▸ WHAT IS ASKED:
Every record should be written out exactly, please.
***
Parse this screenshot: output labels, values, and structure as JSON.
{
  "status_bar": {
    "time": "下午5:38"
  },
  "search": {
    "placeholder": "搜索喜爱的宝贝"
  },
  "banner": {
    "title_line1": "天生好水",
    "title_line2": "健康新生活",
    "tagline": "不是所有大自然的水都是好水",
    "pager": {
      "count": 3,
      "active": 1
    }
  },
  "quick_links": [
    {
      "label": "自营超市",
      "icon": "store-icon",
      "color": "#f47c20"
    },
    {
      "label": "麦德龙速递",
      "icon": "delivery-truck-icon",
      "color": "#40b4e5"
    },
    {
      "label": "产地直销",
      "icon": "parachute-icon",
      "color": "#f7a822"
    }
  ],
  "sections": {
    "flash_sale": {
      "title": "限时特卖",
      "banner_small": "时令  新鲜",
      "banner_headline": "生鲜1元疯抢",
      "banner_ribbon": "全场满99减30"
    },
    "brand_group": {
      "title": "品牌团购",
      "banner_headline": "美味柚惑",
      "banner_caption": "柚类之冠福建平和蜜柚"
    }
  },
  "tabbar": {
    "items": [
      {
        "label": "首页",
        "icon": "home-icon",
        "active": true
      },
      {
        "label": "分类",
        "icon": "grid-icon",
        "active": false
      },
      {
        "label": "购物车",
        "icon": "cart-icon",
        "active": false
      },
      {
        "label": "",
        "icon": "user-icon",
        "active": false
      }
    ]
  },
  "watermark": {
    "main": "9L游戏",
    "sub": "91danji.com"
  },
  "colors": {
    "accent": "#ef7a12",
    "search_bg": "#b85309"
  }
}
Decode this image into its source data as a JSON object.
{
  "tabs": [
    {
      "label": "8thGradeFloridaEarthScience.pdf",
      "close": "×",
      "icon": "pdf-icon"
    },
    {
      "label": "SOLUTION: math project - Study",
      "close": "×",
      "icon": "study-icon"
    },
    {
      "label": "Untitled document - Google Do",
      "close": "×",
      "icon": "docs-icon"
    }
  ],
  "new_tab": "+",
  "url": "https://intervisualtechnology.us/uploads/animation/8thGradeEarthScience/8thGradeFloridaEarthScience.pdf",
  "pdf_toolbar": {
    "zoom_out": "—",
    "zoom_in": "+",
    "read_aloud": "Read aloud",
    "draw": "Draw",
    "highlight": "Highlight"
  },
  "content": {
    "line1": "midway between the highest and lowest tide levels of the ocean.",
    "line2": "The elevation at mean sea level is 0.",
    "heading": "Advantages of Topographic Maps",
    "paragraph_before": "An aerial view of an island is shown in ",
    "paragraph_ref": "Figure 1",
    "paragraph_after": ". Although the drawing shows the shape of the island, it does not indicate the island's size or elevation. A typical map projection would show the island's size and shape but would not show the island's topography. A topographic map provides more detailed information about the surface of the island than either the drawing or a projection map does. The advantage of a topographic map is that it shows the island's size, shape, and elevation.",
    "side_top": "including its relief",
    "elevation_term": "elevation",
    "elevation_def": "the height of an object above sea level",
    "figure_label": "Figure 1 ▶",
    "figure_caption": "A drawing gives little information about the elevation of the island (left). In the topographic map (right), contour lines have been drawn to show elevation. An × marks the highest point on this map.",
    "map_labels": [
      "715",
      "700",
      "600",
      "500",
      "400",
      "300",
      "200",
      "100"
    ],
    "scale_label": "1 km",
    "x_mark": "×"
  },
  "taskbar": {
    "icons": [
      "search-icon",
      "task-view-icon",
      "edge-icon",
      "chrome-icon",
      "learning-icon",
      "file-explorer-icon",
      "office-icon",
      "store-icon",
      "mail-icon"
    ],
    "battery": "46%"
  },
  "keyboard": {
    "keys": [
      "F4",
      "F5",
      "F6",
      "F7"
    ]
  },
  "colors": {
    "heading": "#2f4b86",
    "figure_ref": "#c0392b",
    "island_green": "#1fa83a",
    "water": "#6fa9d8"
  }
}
***
▸ EXPECTED OUTPUT:
Parse this screenshot: output labels, values, and structure as JSON.
{
  "status_bar": {
    "time": "下午5:38"
  },
  "search": {
    "placeholder": "搜索喜爱的宝贝"
  },
  "banner": {
    "title_line1": "天生好水",
    "title_line2": "健康新生活",
    "tagline": "不是所有大自然的水都是好水",
    "pager": {
      "count": 3,
      "active": 1
    }
  },
  "quick_links": [
    {
      "label": "自营超市",
      "icon": "store-icon",
      "color": "#f47c20"
    },
    {
      "label": "麦德龙速递",
      "icon": "delivery-truck-icon",
      "color": "#40b4e5"
    },
    {
      "label": "产地直销",
      "icon": "parachute-icon",
      "color": "#f7a822"
    }
  ],
  "sections": {
    "flash_sale": {
      "title": "限时特卖",
      "banner_small": "时令  新鲜",
      "banner_headline": "生鲜1元疯抢",
      "banner_ribbon": "全场满99减30"
    },
    "brand_group": {
      "title": "品牌团购",
      "banner_headline": "美味柚惑",
      "banner_caption": "柚类之冠福建平和蜜柚"
    }
  },
  "tabbar": {
    "items": [
      {
        "label": "首页",
        "icon": "home-icon",
        "active": true
      },
      {
        "label": "分类",
        "icon": "grid-icon",
        "active": false
      },
      {
        "label": "购物车",
        "icon": "cart-icon",
        "active": false
      },
      {
        "label": "",
        "icon": "user-icon",
        "active": false
      }
    ]
  },
  "watermark": {
    "main": "9L游戏",
    "sub": "91danji.com"
  },
  "colors": {
    "accent": "#ef7a12",
    "search_bg": "#b85309"
  }
}
Decode this image into its source data as a JSON object.
{
  "tabs": [
    {
      "label": "8thGradeFloridaEarthScience.pdf",
      "close": "×",
      "icon": "pdf-icon"
    },
    {
      "label": "SOLUTION: math project - Study",
      "close": "×",
      "icon": "study-icon"
    },
    {
      "label": "Untitled document - Google Do",
      "close": "×",
      "icon": "docs-icon"
    }
  ],
  "new_tab": "+",
  "url": "https://intervisualtechnology.us/uploads/animation/8thGradeEarthScience/8thGradeFloridaEarthScience.pdf",
  "pdf_toolbar": {
    "zoom_out": "—",
    "zoom_in": "+",
    "read_aloud": "Read aloud",
    "draw": "Draw",
    "highlight": "Highlight"
  },
  "content": {
    "line1": "midway between the highest and lowest tide levels of the ocean.",
    "line2": "The elevation at mean sea level is 0.",
    "heading": "Advantages of Topographic Maps",
    "paragraph_before": "An aerial view of an island is shown in ",
    "paragraph_ref": "Figure 1",
    "paragraph_after": ". Although the drawing shows the shape of the island, it does not indicate the island's size or elevation. A typical map projection would show the island's size and shape but would not show the island's topography. A topographic map provides more detailed information about the surface of the island than either the drawing or a projection map does. The advantage of a topographic map is that it shows the island's size, shape, and elevation.",
    "side_top": "including its relief",
    "elevation_term": "elevation",
    "elevation_def": "the height of an object above sea level",
    "figure_label": "Figure 1 ▶",
    "figure_caption": "A drawing gives little information about the elevation of the island (left). In the topographic map (right), contour lines have been drawn to show elevation. An × marks the highest point on this map.",
    "map_labels": [
      "715",
      "700",
      "600",
      "500",
      "400",
      "300",
      "200",
      "100"
    ],
    "scale_label": "1 km",
    "x_mark": "×"
  },
  "taskbar": {
    "icons": [
      "search-icon",
      "task-view-icon",
      "edge-icon",
      "chrome-icon",
      "learning-icon",
      "file-explorer-icon",
      "office-icon",
      "store-icon",
      "mail-icon"
    ],
    "battery": "46%"
  },
  "keyboard": {
    "keys": [
      "F4",
      "F5",
      "F6",
      "F7"
    ]
  },
  "colors": {
    "heading": "#2f4b86",
    "figure_ref": "#c0392b",
    "island_green": "#1fa83a",
    "water": "#6fa9d8"
  }
}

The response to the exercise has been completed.